#### REQUIRED TASK
Report every line below that holds the word "nodes".

(Collected data)
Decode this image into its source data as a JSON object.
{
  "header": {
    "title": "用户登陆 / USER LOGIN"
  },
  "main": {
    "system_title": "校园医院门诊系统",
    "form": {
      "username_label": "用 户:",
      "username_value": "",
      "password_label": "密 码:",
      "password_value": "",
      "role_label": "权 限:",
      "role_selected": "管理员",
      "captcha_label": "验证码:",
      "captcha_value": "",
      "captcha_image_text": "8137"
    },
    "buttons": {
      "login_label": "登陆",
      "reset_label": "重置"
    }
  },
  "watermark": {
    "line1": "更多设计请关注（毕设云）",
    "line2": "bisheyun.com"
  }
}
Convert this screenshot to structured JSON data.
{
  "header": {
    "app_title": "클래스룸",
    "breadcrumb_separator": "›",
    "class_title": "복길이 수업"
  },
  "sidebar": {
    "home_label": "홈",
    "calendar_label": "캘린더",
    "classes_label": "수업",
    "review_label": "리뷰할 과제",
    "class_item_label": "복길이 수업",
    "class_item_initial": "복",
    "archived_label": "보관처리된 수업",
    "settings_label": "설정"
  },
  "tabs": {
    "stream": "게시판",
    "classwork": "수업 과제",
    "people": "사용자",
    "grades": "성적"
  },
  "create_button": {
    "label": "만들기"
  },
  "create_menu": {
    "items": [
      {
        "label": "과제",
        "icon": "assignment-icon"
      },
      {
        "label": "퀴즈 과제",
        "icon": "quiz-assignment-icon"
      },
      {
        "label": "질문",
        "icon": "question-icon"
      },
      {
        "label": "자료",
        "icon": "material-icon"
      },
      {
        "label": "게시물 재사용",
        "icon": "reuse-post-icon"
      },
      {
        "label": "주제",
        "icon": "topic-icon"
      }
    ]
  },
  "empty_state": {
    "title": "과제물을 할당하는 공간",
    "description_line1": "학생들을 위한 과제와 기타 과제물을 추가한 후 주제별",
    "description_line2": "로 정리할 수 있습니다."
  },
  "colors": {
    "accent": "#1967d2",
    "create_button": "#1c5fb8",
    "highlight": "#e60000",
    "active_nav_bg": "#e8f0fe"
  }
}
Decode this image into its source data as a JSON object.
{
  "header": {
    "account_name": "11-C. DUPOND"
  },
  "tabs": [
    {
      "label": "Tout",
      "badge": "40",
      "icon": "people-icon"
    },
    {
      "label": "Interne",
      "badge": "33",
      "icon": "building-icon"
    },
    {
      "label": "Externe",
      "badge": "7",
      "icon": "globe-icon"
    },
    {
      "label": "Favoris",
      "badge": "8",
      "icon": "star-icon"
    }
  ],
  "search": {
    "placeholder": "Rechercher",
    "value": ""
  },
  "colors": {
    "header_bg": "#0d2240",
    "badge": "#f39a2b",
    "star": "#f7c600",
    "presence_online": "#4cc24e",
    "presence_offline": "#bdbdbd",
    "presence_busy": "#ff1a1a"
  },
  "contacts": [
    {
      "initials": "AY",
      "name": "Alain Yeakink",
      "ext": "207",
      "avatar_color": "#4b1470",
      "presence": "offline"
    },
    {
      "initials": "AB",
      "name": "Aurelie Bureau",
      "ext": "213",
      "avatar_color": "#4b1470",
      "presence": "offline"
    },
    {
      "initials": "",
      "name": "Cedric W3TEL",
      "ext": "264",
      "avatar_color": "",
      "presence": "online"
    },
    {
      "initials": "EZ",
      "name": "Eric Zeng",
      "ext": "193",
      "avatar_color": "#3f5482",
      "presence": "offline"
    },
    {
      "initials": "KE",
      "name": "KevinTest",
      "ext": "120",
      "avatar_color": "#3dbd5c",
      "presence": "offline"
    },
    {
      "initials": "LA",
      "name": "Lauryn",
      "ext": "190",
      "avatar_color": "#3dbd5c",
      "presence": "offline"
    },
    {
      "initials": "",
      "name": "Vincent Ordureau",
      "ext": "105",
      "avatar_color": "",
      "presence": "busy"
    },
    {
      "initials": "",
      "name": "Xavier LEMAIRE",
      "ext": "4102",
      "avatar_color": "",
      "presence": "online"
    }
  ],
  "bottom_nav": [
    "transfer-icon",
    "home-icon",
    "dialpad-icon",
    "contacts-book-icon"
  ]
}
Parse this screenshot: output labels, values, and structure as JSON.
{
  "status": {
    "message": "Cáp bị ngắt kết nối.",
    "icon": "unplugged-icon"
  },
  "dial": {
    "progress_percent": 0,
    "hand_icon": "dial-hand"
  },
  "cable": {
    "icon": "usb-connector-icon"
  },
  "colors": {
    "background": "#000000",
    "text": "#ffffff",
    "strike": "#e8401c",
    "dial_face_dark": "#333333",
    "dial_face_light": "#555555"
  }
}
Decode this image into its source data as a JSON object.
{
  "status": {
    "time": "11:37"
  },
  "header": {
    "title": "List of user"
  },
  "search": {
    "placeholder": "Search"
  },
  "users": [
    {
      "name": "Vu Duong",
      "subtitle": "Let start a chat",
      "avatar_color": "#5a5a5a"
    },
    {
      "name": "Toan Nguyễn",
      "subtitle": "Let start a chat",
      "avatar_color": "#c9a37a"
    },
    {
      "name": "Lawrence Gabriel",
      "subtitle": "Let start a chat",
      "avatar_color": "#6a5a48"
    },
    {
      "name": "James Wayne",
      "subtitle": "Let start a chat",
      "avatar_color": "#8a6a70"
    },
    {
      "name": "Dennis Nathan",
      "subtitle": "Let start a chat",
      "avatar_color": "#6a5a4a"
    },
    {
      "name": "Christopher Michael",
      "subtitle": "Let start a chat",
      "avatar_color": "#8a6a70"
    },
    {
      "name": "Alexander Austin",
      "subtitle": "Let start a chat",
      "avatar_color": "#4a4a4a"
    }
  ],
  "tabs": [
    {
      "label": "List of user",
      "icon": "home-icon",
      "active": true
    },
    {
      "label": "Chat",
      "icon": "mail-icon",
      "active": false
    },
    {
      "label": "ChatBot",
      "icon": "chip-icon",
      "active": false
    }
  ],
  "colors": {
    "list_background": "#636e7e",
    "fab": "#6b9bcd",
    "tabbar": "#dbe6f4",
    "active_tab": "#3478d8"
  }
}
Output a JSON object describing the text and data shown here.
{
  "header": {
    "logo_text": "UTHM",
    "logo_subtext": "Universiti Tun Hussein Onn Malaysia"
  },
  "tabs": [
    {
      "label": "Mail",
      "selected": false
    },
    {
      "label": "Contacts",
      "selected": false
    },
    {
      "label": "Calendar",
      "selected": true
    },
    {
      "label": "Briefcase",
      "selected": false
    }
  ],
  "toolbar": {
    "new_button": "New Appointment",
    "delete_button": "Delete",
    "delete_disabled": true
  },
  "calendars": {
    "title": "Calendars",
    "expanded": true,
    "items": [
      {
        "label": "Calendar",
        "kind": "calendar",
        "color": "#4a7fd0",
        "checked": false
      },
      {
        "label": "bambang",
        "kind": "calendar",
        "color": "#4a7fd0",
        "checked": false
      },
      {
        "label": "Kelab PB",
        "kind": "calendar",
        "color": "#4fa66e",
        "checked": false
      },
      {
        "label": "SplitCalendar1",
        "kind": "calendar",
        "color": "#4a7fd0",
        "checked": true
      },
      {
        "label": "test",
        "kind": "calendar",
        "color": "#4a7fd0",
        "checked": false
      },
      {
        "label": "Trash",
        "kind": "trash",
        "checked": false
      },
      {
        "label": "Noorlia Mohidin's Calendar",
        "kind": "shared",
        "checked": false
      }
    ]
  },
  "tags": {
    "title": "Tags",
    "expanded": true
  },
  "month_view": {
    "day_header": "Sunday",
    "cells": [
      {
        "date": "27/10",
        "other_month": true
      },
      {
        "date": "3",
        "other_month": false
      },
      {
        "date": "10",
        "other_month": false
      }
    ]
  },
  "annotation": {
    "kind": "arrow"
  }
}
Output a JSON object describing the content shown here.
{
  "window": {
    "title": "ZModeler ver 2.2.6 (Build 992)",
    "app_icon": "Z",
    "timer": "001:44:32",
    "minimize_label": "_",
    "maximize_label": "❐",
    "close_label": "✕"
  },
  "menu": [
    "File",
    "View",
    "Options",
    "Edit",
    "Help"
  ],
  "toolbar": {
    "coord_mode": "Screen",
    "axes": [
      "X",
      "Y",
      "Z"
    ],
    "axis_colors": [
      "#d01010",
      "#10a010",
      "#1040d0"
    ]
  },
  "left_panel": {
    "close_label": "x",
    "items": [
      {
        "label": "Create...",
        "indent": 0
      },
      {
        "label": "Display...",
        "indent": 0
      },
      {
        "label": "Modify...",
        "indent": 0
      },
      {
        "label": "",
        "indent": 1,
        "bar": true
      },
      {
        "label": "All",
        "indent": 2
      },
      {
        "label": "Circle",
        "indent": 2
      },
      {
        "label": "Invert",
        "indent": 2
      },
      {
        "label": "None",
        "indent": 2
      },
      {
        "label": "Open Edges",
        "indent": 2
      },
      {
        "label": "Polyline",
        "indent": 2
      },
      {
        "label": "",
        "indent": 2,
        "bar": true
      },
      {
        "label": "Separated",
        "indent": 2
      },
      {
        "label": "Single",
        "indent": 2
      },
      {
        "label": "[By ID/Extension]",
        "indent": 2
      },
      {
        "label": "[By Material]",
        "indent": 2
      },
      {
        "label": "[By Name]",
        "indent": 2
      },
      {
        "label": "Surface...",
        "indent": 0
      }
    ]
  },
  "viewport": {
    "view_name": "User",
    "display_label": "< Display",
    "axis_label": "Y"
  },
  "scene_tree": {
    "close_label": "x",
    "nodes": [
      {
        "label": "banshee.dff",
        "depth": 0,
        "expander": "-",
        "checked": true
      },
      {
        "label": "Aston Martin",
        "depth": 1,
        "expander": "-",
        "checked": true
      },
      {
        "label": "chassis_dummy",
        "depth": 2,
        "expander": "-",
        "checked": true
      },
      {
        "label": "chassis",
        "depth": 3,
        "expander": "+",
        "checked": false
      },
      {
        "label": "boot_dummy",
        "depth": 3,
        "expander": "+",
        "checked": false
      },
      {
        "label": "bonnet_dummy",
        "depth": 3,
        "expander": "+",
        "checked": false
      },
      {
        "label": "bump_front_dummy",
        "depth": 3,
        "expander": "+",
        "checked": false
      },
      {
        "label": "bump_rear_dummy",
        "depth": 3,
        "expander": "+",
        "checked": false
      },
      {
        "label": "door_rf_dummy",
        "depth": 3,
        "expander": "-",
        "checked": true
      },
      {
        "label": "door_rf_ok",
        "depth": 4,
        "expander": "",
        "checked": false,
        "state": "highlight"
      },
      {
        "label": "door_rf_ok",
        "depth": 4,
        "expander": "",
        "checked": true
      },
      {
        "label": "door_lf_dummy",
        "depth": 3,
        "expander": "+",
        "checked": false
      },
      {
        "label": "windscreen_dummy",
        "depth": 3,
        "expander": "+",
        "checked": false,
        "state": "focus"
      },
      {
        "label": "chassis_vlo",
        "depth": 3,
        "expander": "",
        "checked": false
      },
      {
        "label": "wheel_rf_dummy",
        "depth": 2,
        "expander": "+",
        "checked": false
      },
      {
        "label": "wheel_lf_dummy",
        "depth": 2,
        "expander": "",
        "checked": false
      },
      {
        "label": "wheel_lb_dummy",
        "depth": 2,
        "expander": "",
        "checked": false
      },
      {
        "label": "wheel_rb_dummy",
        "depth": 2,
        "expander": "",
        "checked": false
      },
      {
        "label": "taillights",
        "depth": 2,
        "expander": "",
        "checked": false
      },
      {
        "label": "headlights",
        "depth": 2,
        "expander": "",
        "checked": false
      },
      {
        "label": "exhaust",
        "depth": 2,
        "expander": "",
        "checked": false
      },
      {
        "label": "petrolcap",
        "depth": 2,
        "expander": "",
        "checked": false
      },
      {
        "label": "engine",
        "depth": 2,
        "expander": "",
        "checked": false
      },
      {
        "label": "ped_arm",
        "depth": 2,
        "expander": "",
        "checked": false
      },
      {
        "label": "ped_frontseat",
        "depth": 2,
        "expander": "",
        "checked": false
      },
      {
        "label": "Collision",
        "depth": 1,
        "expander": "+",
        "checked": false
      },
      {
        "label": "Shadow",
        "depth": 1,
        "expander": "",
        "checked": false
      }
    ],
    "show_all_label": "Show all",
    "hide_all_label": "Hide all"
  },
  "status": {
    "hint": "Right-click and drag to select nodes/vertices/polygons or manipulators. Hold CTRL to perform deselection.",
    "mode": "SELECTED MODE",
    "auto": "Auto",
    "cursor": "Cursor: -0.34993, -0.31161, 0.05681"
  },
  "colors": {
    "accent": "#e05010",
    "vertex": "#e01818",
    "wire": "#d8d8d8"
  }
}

#### RESPONSE TO THIS TASK
    "nodes": [
    "hint": "Right-click and drag to select nodes/vertices/polygons or manipulators. Hold CTRL to perform deselection.",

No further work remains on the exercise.